-- INFORMATION PROVIDED --
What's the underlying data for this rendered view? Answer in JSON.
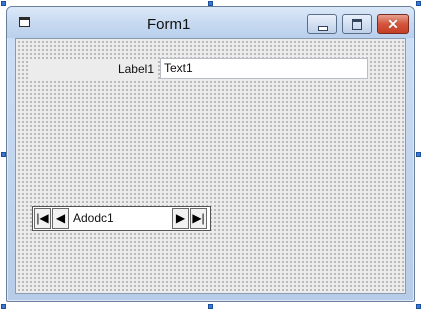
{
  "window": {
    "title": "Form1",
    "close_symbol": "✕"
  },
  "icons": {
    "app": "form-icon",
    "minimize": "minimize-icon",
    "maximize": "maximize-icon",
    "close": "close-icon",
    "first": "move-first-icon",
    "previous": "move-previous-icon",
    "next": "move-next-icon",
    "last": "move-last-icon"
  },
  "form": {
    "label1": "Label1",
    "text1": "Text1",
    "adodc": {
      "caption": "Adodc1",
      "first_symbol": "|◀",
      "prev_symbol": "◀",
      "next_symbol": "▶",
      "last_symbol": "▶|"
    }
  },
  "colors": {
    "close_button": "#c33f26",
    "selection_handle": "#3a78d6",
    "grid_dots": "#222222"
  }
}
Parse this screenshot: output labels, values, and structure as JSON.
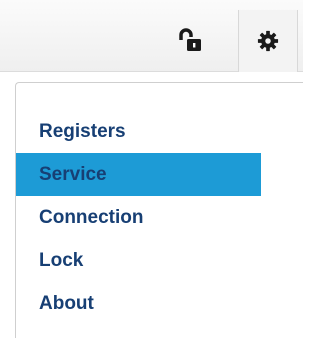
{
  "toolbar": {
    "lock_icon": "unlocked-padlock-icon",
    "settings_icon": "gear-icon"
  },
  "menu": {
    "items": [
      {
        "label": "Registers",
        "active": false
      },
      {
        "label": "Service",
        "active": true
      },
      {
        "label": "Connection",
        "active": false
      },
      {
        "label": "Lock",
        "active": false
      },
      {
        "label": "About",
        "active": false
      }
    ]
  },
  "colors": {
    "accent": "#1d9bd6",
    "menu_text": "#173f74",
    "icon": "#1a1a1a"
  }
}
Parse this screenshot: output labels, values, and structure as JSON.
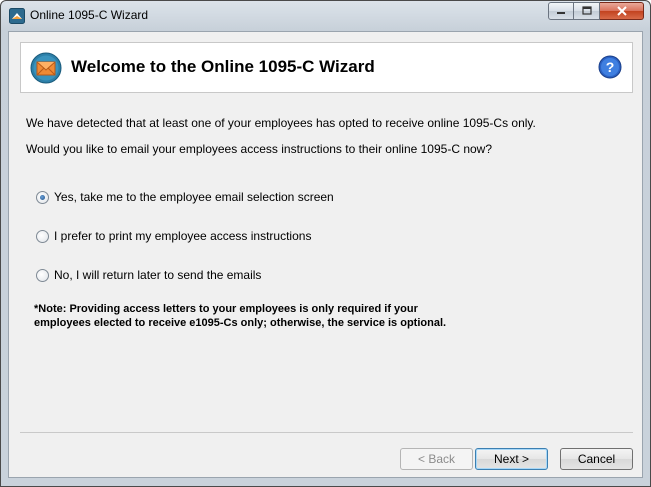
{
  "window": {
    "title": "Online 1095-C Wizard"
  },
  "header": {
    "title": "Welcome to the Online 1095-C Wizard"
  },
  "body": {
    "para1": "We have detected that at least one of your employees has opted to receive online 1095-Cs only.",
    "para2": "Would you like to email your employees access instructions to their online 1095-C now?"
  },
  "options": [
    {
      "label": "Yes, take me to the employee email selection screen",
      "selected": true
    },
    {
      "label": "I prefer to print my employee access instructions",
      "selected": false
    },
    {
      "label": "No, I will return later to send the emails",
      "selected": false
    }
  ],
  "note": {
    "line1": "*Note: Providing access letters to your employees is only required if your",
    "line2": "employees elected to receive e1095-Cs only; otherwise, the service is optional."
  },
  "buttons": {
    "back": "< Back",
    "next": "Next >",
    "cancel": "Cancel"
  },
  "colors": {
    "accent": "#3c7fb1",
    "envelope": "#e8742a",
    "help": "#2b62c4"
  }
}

-- YOUR OBJECTIVE --
Give an exact reproduction of every line, leaving out any picture.

-- RESULT --
What's the underlying data for this rendered view? Answer in JSON.
{
  "window": {
    "title": "Form1",
    "close_symbol": "✕"
  },
  "icons": {
    "app": "form-icon",
    "minimize": "minimize-icon",
    "maximize": "maximize-icon",
    "close": "close-icon",
    "first": "move-first-icon",
    "previous": "move-previous-icon",
    "next": "move-next-icon",
    "last": "move-last-icon"
  },
  "form": {
    "label1": "Label1",
    "text1": "Text1",
    "adodc": {
      "caption": "Adodc1",
      "first_symbol": "|◀",
      "prev_symbol": "◀",
      "next_symbol": "▶",
      "last_symbol": "▶|"
    }
  },
  "colors": {
    "close_button": "#c33f26",
    "selection_handle": "#3a78d6",
    "grid_dots": "#222222"
  }
}
Parse this screenshot: output labels, values, and structure as JSON.
{
  "toolbar": {
    "lock_icon": "unlocked-padlock-icon",
    "settings_icon": "gear-icon"
  },
  "menu": {
    "items": [
      {
        "label": "Registers",
        "active": false
      },
      {
        "label": "Service",
        "active": true
      },
      {
        "label": "Connection",
        "active": false
      },
      {
        "label": "Lock",
        "active": false
      },
      {
        "label": "About",
        "active": false
      }
    ]
  },
  "colors": {
    "accent": "#1d9bd6",
    "menu_text": "#173f74",
    "icon": "#1a1a1a"
  }
}
Parse this screenshot: output labels, values, and structure as JSON.
{
  "window": {
    "title": "Online 1095-C Wizard"
  },
  "header": {
    "title": "Welcome to the Online 1095-C Wizard"
  },
  "body": {
    "para1": "We have detected that at least one of your employees has opted to receive online 1095-Cs only.",
    "para2": "Would you like to email your employees access instructions to their online 1095-C now?"
  },
  "options": [
    {
      "label": "Yes, take me to the employee email selection screen",
      "selected": true
    },
    {
      "label": "I prefer to print my employee access instructions",
      "selected": false
    },
    {
      "label": "No, I will return later to send the emails",
      "selected": false
    }
  ],
  "note": {
    "line1": "*Note: Providing access letters to your employees is only required if your",
    "line2": "employees elected to receive e1095-Cs only; otherwise, the service is optional."
  },
  "buttons": {
    "back": "< Back",
    "next": "Next >",
    "cancel": "Cancel"
  },
  "colors": {
    "accent": "#3c7fb1",
    "envelope": "#e8742a",
    "help": "#2b62c4"
  }
}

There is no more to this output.